====== PROVIDED TEXT
Nucleolar and spindle-associated protein 1 accelerates cellular proliferation and invasion in nasopharyngeal carcinoma by potentiating Wnt/β-catenin signaling via modulation of GSK-3β.

Abstract

Nucleolar and spindle-associated protein 1 (NUSAP1) is a pivotal tumor-related protein that has been implicated in the progression of broad spectrum of tumors. However, no detailed study of the role of NUSAP1 in nasopharyngeal carcinoma (NPC) has been reported. The aim of this work is to enhance our understanding of NUSAP1 in the progression of NPC. By analyzing data available within the Oncomine database, we found that NUSAP1 expression was elevated in NPC relative to normal tissues. Further, we showed that NUSAP1 expression in clinical specimens of NPC and several NPC cell lines was elevated. Down-regulation of NUSAP1 by gene silencing markedly depleted the capacity of NPC cells to proliferate and invade. Contrastingly, overexpression of NUSAP1 potentiated the proliferative and invasive abilities of NPC cells. Further mechanistic research revealed that NUSAP1 knockdown decreased levels of Wnt/β-catenin signaling in NPC cells via a mechanism associated with downregulation of glycogen synthase kinase-3β (GSK-3β) phosphorylation. However, suppression of GSK-3β markedly abolished the inhibitory effect of NUSAP1 knockdown on Wnt/β-catenin signaling. Further, inhibition of Wnt/β-catenin signaling partially reversed NUSAP1-mediated tumor growth in NPC cells. In addition, NUSAP1 knockdown restrained tumorigenesis of NPC in vivo, and was associated with down-regulation of Wnt/β-catenin signaling. In conclusion, these findings demonstrate that NUSAP1 is capable of accelerating proliferation and invasion in NPC cells by potentiating Wnt/β-catenin signaling. Our study unveils a potential role of NUSAP1 in promoting NPC tumors and suggests that the protein is an attractive antitumor target for NPC treatment.
============
====== STUDY MATERIAL
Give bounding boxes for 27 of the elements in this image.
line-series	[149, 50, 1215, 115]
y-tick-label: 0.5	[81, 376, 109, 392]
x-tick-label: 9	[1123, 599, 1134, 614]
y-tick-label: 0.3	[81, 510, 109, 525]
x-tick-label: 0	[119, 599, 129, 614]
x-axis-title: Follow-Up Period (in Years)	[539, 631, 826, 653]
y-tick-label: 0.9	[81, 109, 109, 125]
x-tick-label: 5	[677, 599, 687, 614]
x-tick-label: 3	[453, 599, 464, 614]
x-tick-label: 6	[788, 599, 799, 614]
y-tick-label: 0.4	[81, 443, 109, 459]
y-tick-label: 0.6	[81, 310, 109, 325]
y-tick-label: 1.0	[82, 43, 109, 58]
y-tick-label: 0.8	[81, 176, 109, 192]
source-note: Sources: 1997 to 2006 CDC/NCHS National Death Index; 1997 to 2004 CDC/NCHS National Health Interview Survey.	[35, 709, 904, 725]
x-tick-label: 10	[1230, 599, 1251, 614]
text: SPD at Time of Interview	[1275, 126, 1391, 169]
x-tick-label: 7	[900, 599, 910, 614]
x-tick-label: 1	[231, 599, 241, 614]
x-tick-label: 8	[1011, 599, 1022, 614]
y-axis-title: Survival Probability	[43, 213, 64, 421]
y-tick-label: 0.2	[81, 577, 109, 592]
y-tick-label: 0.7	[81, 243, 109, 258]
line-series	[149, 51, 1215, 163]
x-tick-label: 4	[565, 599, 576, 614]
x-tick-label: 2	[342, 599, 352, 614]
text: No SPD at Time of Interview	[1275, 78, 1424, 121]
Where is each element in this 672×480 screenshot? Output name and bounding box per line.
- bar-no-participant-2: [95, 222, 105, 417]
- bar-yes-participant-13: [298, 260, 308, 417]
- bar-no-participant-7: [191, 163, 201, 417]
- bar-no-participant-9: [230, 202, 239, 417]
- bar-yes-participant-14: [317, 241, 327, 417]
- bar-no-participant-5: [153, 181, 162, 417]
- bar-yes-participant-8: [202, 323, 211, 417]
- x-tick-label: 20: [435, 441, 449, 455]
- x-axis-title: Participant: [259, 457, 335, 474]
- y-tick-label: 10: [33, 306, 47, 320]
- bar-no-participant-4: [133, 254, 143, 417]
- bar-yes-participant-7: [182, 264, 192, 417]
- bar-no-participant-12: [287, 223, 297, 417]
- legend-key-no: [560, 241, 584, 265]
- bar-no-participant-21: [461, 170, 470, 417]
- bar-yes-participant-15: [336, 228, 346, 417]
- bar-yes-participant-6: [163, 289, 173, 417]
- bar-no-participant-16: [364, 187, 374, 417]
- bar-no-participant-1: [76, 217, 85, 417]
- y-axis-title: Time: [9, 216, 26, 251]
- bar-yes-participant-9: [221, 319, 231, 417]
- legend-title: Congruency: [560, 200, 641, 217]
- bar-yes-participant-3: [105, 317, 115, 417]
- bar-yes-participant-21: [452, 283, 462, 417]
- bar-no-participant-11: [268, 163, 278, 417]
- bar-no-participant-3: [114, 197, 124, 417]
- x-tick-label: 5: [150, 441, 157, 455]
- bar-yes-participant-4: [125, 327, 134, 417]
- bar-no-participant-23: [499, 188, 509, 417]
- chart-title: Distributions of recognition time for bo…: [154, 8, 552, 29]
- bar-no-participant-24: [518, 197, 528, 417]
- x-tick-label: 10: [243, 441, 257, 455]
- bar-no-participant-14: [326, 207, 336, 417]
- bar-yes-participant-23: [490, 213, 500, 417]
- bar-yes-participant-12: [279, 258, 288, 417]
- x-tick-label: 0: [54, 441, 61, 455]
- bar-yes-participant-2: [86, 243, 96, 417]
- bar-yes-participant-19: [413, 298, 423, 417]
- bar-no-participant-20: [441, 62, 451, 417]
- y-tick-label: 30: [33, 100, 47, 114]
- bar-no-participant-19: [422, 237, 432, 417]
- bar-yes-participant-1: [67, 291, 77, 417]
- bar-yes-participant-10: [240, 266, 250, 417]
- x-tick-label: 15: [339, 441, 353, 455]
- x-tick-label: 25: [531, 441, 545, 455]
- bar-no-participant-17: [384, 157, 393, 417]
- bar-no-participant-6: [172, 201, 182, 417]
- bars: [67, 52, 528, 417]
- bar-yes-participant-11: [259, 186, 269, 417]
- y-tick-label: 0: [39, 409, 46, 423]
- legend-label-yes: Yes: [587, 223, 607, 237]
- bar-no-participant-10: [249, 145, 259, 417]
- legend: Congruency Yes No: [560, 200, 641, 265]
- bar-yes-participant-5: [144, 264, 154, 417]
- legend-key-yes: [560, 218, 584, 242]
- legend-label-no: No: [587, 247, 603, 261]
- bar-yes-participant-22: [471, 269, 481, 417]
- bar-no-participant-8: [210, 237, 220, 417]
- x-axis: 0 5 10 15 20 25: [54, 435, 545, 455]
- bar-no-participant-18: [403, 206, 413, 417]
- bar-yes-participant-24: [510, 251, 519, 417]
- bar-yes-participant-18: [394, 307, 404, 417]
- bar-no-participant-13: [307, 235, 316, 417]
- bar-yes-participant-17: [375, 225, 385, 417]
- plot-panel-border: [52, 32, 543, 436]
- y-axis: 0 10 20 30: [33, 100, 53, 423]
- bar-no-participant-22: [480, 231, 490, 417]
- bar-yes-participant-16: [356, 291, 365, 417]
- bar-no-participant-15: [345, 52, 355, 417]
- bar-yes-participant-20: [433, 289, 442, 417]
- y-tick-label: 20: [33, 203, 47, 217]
============
» **EXERCISE AIM**
According to the NUSAP1 abstract, what database was analyzed to find that NUSAP1 expression is elevated in nasopharyngeal carcinoma relative to normal tissues? The records are drawn from a separate source.

» **RESULT**
The Oncomine database.